Your goal – Extract the listing in its entirety, keeping each line identical to the original.

Materials provided –
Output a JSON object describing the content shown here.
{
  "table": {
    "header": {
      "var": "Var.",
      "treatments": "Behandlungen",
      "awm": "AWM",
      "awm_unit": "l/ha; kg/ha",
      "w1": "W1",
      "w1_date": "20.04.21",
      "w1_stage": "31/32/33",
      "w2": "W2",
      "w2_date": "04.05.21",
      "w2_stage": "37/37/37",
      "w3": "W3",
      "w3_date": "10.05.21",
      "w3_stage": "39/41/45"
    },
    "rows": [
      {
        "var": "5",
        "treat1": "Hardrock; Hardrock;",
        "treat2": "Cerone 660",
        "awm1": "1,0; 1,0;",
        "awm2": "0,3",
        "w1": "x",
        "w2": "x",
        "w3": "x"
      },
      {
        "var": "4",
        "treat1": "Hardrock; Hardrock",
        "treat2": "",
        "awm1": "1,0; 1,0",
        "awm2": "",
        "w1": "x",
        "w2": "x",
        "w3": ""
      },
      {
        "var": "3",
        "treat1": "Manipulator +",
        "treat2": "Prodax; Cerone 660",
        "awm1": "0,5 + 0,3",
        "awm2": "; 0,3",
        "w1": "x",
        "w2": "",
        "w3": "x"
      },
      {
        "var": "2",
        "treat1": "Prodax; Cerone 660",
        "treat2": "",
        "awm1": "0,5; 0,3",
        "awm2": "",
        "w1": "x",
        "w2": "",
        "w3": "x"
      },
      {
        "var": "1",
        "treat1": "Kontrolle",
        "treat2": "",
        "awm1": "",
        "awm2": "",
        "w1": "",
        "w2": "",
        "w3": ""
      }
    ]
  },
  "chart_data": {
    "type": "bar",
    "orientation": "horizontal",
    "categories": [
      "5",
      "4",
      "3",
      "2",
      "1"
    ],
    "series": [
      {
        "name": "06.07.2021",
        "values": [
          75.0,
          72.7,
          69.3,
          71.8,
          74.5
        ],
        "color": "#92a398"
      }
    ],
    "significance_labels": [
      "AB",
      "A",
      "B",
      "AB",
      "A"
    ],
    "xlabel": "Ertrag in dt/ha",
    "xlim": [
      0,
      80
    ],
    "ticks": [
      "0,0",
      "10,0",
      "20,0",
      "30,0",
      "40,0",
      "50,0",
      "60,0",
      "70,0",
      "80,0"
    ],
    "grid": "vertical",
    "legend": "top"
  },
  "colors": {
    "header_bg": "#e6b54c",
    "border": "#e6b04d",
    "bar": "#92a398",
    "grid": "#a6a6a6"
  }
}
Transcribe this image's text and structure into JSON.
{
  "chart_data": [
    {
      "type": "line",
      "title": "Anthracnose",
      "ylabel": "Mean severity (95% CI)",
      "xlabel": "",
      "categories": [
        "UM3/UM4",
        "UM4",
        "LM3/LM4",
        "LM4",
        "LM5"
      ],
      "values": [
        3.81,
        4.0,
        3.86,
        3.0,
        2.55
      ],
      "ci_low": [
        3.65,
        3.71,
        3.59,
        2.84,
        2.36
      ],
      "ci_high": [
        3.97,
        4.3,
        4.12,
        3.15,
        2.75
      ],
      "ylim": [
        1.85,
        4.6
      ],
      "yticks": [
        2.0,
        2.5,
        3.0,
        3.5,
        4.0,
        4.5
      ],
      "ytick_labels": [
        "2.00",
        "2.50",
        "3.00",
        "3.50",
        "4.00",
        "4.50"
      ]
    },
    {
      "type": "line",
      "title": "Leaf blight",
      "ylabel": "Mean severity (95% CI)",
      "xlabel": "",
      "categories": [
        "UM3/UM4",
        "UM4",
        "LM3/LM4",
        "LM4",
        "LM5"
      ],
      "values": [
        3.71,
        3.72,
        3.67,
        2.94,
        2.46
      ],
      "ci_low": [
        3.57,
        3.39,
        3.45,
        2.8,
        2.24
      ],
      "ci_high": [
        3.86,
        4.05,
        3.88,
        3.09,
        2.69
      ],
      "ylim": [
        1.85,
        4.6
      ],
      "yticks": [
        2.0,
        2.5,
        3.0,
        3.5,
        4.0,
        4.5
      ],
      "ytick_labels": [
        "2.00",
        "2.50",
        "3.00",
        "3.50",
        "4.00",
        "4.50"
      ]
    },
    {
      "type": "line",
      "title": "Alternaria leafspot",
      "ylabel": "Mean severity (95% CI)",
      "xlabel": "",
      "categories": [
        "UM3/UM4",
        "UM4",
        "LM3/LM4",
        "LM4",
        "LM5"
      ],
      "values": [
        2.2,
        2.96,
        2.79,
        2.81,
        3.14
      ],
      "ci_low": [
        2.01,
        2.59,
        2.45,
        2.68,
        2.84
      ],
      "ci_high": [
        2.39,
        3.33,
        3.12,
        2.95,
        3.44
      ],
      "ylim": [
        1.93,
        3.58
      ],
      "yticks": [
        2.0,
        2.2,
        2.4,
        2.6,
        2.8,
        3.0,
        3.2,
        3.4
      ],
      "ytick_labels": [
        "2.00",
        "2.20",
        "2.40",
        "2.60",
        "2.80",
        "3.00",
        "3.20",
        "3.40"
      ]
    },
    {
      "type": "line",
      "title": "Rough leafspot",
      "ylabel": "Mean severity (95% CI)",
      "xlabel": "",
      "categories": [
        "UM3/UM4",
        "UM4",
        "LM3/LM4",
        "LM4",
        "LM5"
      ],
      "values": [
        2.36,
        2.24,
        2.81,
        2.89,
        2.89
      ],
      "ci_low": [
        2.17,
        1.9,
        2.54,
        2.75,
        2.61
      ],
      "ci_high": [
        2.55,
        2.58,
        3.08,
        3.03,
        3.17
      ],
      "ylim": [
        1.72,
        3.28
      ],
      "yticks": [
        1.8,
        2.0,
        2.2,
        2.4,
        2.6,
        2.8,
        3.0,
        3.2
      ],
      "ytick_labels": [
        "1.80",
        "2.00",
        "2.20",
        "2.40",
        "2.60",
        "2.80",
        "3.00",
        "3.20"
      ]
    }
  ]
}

Full answer –
Output a JSON object describing the content shown here.
{
  "table": {
    "header": {
      "var": "Var.",
      "treatments": "Behandlungen",
      "awm": "AWM",
      "awm_unit": "l/ha; kg/ha",
      "w1": "W1",
      "w1_date": "20.04.21",
      "w1_stage": "31/32/33",
      "w2": "W2",
      "w2_date": "04.05.21",
      "w2_stage": "37/37/37",
      "w3": "W3",
      "w3_date": "10.05.21",
      "w3_stage": "39/41/45"
    },
    "rows": [
      {
        "var": "5",
        "treat1": "Hardrock; Hardrock;",
        "treat2": "Cerone 660",
        "awm1": "1,0; 1,0;",
        "awm2": "0,3",
        "w1": "x",
        "w2": "x",
        "w3": "x"
      },
      {
        "var": "4",
        "treat1": "Hardrock; Hardrock",
        "treat2": "",
        "awm1": "1,0; 1,0",
        "awm2": "",
        "w1": "x",
        "w2": "x",
        "w3": ""
      },
      {
        "var": "3",
        "treat1": "Manipulator +",
        "treat2": "Prodax; Cerone 660",
        "awm1": "0,5 + 0,3",
        "awm2": "; 0,3",
        "w1": "x",
        "w2": "",
        "w3": "x"
      },
      {
        "var": "2",
        "treat1": "Prodax; Cerone 660",
        "treat2": "",
        "awm1": "0,5; 0,3",
        "awm2": "",
        "w1": "x",
        "w2": "",
        "w3": "x"
      },
      {
        "var": "1",
        "treat1": "Kontrolle",
        "treat2": "",
        "awm1": "",
        "awm2": "",
        "w1": "",
        "w2": "",
        "w3": ""
      }
    ]
  },
  "chart_data": {
    "type": "bar",
    "orientation": "horizontal",
    "categories": [
      "5",
      "4",
      "3",
      "2",
      "1"
    ],
    "series": [
      {
        "name": "06.07.2021",
        "values": [
          75.0,
          72.7,
          69.3,
          71.8,
          74.5
        ],
        "color": "#92a398"
      }
    ],
    "significance_labels": [
      "AB",
      "A",
      "B",
      "AB",
      "A"
    ],
    "xlabel": "Ertrag in dt/ha",
    "xlim": [
      0,
      80
    ],
    "ticks": [
      "0,0",
      "10,0",
      "20,0",
      "30,0",
      "40,0",
      "50,0",
      "60,0",
      "70,0",
      "80,0"
    ],
    "grid": "vertical",
    "legend": "top"
  },
  "colors": {
    "header_bg": "#e6b54c",
    "border": "#e6b04d",
    "bar": "#92a398",
    "grid": "#a6a6a6"
  }
}
Transcribe this image's text and structure into JSON.
{
  "chart_data": [
    {
      "type": "line",
      "title": "Anthracnose",
      "ylabel": "Mean severity (95% CI)",
      "xlabel": "",
      "categories": [
        "UM3/UM4",
        "UM4",
        "LM3/LM4",
        "LM4",
        "LM5"
      ],
      "values": [
        3.81,
        4.0,
        3.86,
        3.0,
        2.55
      ],
      "ci_low": [
        3.65,
        3.71,
        3.59,
        2.84,
        2.36
      ],
      "ci_high": [
        3.97,
        4.3,
        4.12,
        3.15,
        2.75
      ],
      "ylim": [
        1.85,
        4.6
      ],
      "yticks": [
        2.0,
        2.5,
        3.0,
        3.5,
        4.0,
        4.5
      ],
      "ytick_labels": [
        "2.00",
        "2.50",
        "3.00",
        "3.50",
        "4.00",
        "4.50"
      ]
    },
    {
      "type": "line",
      "title": "Leaf blight",
      "ylabel": "Mean severity (95% CI)",
      "xlabel": "",
      "categories": [
        "UM3/UM4",
        "UM4",
        "LM3/LM4",
        "LM4",
        "LM5"
      ],
      "values": [
        3.71,
        3.72,
        3.67,
        2.94,
        2.46
      ],
      "ci_low": [
        3.57,
        3.39,
        3.45,
        2.8,
        2.24
      ],
      "ci_high": [
        3.86,
        4.05,
        3.88,
        3.09,
        2.69
      ],
      "ylim": [
        1.85,
        4.6
      ],
      "yticks": [
        2.0,
        2.5,
        3.0,
        3.5,
        4.0,
        4.5
      ],
      "ytick_labels": [
        "2.00",
        "2.50",
        "3.00",
        "3.50",
        "4.00",
        "4.50"
      ]
    },
    {
      "type": "line",
      "title": "Alternaria leafspot",
      "ylabel": "Mean severity (95% CI)",
      "xlabel": "",
      "categories": [
        "UM3/UM4",
        "UM4",
        "LM3/LM4",
        "LM4",
        "LM5"
      ],
      "values": [
        2.2,
        2.96,
        2.79,
        2.81,
        3.14
      ],
      "ci_low": [
        2.01,
        2.59,
        2.45,
        2.68,
        2.84
      ],
      "ci_high": [
        2.39,
        3.33,
        3.12,
        2.95,
        3.44
      ],
      "ylim": [
        1.93,
        3.58
      ],
      "yticks": [
        2.0,
        2.2,
        2.4,
        2.6,
        2.8,
        3.0,
        3.2,
        3.4
      ],
      "ytick_labels": [
        "2.00",
        "2.20",
        "2.40",
        "2.60",
        "2.80",
        "3.00",
        "3.20",
        "3.40"
      ]
    },
    {
      "type": "line",
      "title": "Rough leafspot",
      "ylabel": "Mean severity (95% CI)",
      "xlabel": "",
      "categories": [
        "UM3/UM4",
        "UM4",
        "LM3/LM4",
        "LM4",
        "LM5"
      ],
      "values": [
        2.36,
        2.24,
        2.81,
        2.89,
        2.89
      ],
      "ci_low": [
        2.17,
        1.9,
        2.54,
        2.75,
        2.61
      ],
      "ci_high": [
        2.55,
        2.58,
        3.08,
        3.03,
        3.17
      ],
      "ylim": [
        1.72,
        3.28
      ],
      "yticks": [
        1.8,
        2.0,
        2.2,
        2.4,
        2.6,
        2.8,
        3.0,
        3.2
      ],
      "ytick_labels": [
        "1.80",
        "2.00",
        "2.20",
        "2.40",
        "2.60",
        "2.80",
        "3.00",
        "3.20"
      ]
    }
  ]
}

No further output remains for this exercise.